__What you will do__.
Your task is to print every entry below exactly as given.

— start of Extracted information —

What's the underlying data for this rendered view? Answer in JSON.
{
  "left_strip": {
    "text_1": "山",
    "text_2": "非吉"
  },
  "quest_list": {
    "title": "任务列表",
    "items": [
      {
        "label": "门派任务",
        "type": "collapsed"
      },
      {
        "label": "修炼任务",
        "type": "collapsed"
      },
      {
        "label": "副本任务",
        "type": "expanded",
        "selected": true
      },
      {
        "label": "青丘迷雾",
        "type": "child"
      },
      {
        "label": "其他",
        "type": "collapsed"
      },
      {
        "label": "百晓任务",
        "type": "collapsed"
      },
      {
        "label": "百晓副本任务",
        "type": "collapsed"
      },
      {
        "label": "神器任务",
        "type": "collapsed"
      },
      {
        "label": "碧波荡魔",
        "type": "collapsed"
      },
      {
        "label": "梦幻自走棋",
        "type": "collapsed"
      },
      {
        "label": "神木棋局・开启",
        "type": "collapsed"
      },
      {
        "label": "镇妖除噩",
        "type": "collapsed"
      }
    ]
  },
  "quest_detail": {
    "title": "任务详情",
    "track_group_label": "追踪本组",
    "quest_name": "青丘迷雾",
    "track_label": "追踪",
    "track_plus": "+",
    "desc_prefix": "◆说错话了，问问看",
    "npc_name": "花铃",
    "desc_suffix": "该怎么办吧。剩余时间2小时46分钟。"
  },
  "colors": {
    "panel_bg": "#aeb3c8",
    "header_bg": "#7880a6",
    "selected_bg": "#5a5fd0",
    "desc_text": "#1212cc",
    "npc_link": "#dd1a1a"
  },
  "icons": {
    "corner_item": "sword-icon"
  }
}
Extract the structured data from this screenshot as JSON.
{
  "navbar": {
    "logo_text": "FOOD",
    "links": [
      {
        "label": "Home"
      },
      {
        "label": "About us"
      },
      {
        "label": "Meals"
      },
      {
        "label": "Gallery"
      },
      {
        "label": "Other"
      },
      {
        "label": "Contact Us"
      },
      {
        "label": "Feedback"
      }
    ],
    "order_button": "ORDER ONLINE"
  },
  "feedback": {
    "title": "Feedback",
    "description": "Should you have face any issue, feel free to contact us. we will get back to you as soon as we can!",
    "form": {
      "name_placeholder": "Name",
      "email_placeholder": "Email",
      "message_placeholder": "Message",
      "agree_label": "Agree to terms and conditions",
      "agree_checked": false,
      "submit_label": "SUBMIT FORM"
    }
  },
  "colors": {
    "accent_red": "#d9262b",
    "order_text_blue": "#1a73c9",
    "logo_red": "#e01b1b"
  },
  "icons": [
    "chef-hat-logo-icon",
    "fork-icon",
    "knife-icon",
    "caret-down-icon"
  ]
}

— end of Extracted information —

__Exercise result__.
What's the underlying data for this rendered view? Answer in JSON.
{
  "left_strip": {
    "text_1": "山",
    "text_2": "非吉"
  },
  "quest_list": {
    "title": "任务列表",
    "items": [
      {
        "label": "门派任务",
        "type": "collapsed"
      },
      {
        "label": "修炼任务",
        "type": "collapsed"
      },
      {
        "label": "副本任务",
        "type": "expanded",
        "selected": true
      },
      {
        "label": "青丘迷雾",
        "type": "child"
      },
      {
        "label": "其他",
        "type": "collapsed"
      },
      {
        "label": "百晓任务",
        "type": "collapsed"
      },
      {
        "label": "百晓副本任务",
        "type": "collapsed"
      },
      {
        "label": "神器任务",
        "type": "collapsed"
      },
      {
        "label": "碧波荡魔",
        "type": "collapsed"
      },
      {
        "label": "梦幻自走棋",
        "type": "collapsed"
      },
      {
        "label": "神木棋局・开启",
        "type": "collapsed"
      },
      {
        "label": "镇妖除噩",
        "type": "collapsed"
      }
    ]
  },
  "quest_detail": {
    "title": "任务详情",
    "track_group_label": "追踪本组",
    "quest_name": "青丘迷雾",
    "track_label": "追踪",
    "track_plus": "+",
    "desc_prefix": "◆说错话了，问问看",
    "npc_name": "花铃",
    "desc_suffix": "该怎么办吧。剩余时间2小时46分钟。"
  },
  "colors": {
    "panel_bg": "#aeb3c8",
    "header_bg": "#7880a6",
    "selected_bg": "#5a5fd0",
    "desc_text": "#1212cc",
    "npc_link": "#dd1a1a"
  },
  "icons": {
    "corner_item": "sword-icon"
  }
}
Extract the structured data from this screenshot as JSON.
{
  "navbar": {
    "logo_text": "FOOD",
    "links": [
      {
        "label": "Home"
      },
      {
        "label": "About us"
      },
      {
        "label": "Meals"
      },
      {
        "label": "Gallery"
      },
      {
        "label": "Other"
      },
      {
        "label": "Contact Us"
      },
      {
        "label": "Feedback"
      }
    ],
    "order_button": "ORDER ONLINE"
  },
  "feedback": {
    "title": "Feedback",
    "description": "Should you have face any issue, feel free to contact us. we will get back to you as soon as we can!",
    "form": {
      "name_placeholder": "Name",
      "email_placeholder": "Email",
      "message_placeholder": "Message",
      "agree_label": "Agree to terms and conditions",
      "agree_checked": false,
      "submit_label": "SUBMIT FORM"
    }
  },
  "colors": {
    "accent_red": "#d9262b",
    "order_text_blue": "#1a73c9",
    "logo_red": "#e01b1b"
  },
  "icons": [
    "chef-hat-logo-icon",
    "fork-icon",
    "knife-icon",
    "caret-down-icon"
  ]
}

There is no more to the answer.